Gösterilen metin:
·····

Kur’ân sahipsiz olmadığı gibi onun hizmeti de başıboş bırakılmış değildir. Kur’ân’ı koruyan inayet ve himayet, onun hizmetini de muhafaza etmektedir. İzn-i İlâhî ile Gavs-ı A’zam (ks) gibi nice kudsî muhafızlar, birer melek-i siyanet misillü o hizmetin etrafında nezarette ve müzaherettedirler.
Bu yüzden Kur’ân hizmetinde nöbeti onlardan devralan has ve sadık hizmetkârlar, hata veya bozulma emaresi gösterdikçe şefkatli tokatlarla uyarılırlar.
Rehavet çöken şoförleri uyandırmak veya araçları kaydırmamak için yollara konulan tırtıklar gibi, hizmet-i Kur’ân yolunda gidenlerin de yoldan çıkmaması için kenarlara öyle düğmeler konulmuştur ki, gaflet veya sehivle o düğmelerden biri çiğnenirse tokat gelir, şoförün gözünü açar ve onu tekrar yola sokar.
Bir tokat “intibaha” vesile olmuş ve yiyeni hizmete yeniden sokmuşsa belli ki o bir “Şefkat Tokadı”dır. Bir tokat da hizmete sokmak yerine dışarı atmışsa onun “Zecir Tokadı” olduğu, yani kovmak için vurulduğu anlaşılır.

·····

Kayıtlı veri kümesi öğeleri:
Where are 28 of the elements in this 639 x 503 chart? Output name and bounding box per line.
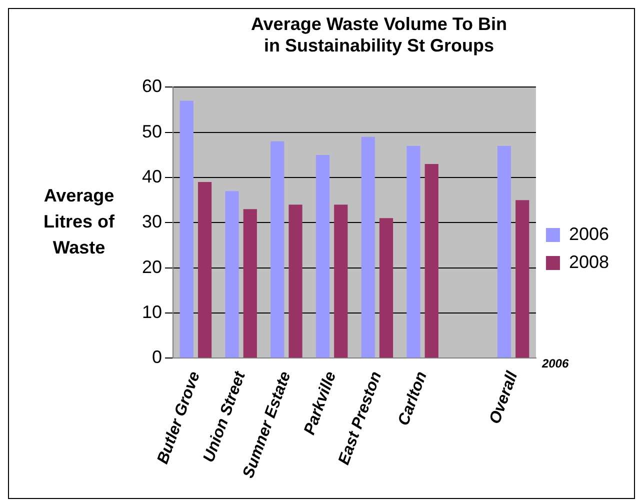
bar — [424, 164, 438, 358]
y-axis-title: Average Litres of Waste — [43, 186, 116, 258]
bar — [361, 136, 375, 358]
legend-label: 2006 — [568, 224, 610, 244]
bar — [379, 218, 394, 358]
bar — [516, 200, 530, 358]
y-tick-label: 50 — [142, 121, 162, 142]
bar — [180, 100, 194, 358]
y-tick-label: 0 — [152, 347, 162, 368]
bar — [406, 146, 420, 358]
bar — [198, 182, 212, 358]
bar — [243, 209, 257, 358]
y-tick-label: 20 — [142, 256, 162, 277]
bar — [497, 146, 512, 358]
y-tick-label: 40 — [142, 166, 162, 186]
x-tick-label: Overall — [486, 368, 522, 426]
bar — [316, 154, 330, 358]
y-tick-label: 10 — [142, 302, 162, 322]
legend-label: 2008 — [568, 252, 610, 272]
text: 2006 — [540, 356, 569, 370]
bar — [225, 191, 239, 358]
y-tick-label: 30 — [142, 212, 162, 232]
bar — [334, 204, 348, 358]
bar — [270, 141, 284, 358]
y-tick-label: 60 — [142, 76, 162, 96]
x-tick-label: Carlton — [395, 369, 431, 428]
chart-title: Average Waste Volume To Bin in Sustainability St Groups — [250, 14, 508, 56]
bar — [288, 204, 302, 358]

·····

Verilen görev 1: Lütfen satırlardaki "bar — [424, 164, 438, 358]" içeren satırdan "x-tick-label: Overall — [486, 368, 522, 426]" içeren satıra kadar her şeyi, iki uçtaki satırlar da dahil olmak üzere, aynen yeniden yazın.
Verilen görev 2: Kur'ân hizmetinde verilen tokatları anlatan metni kaldığı yerden sürdürün.
Metin ile satırlar ayrı kaynaklardan alınmıştır.

Yazılı cevap 1:
bar — [424, 164, 438, 358]
y-axis-title: Average Litres of Waste — [43, 186, 116, 258]
bar — [361, 136, 375, 358]
legend-label: 2006 — [568, 224, 610, 244]
bar — [379, 218, 394, 358]
bar — [516, 200, 530, 358]
y-tick-label: 50 — [142, 121, 162, 142]
bar — [180, 100, 194, 358]
y-tick-label: 0 — [152, 347, 162, 368]
bar — [406, 146, 420, 358]
bar — [198, 182, 212, 358]
bar — [243, 209, 257, 358]
y-tick-label: 20 — [142, 256, 162, 277]
bar — [497, 146, 512, 358]
y-tick-label: 40 — [142, 166, 162, 186]
x-tick-label: Overall — [486, 368, 522, 426]

Yazılı cevap 2:
Zecir tokatları “zahirî dost ve kalbi muarız olanların bilerek verdikleri zarara mukabildir” 1 ve “muzırların şerrini def etmek” içindir. Şimdilik bahsimizden hariçtir.
Bütün bu tokatlar, Kur’ân hizmetinin bir silsile-i kerameti olarak göz önünde hep tekerrür etmektedir. Bu sayede hizmetin kudsiyet ve ciddiyeti hissettirilmekte ve has talebelerin fütûru izale edilmektedir.
Sakınalım ve yanlış basmayalım diye, tokat mekanizmasını çalıştıran düğmeler işte bunlardır:
BİRİNCİ DÜĞME: Merdâne mesleği muhafaza etmemek. 2
Bu düğme, bu yolun en dış çizgisine konulmuştur. Bu hizayı geçen “dost dairesinden” dahî çıkmıştır. Çünkü dostluğun belki de tek şartı, hak ve hakikate “merdâne” taraftar olmaktır. (Haşiye) 3 Merdâne mesleği muhafaza edemeyene selâm söylemeye bile gerek yoktur. 4 Onların yeniden yanaşmaları da istenmez. 5 “Bir memurun bir tek kelâmıyla çok soğuk ve korkak vaziyet alan” bu tokadın düğmesine basmış demektir. 6
Bazen bu tokat, idam propagandalarının verdiği evham ve endişeyi dağıtmak ve merdâne vaziyeti sağlamak için bizzat Bediüzzaman (ra) tarafından fizîken de tatbik edilmiştir.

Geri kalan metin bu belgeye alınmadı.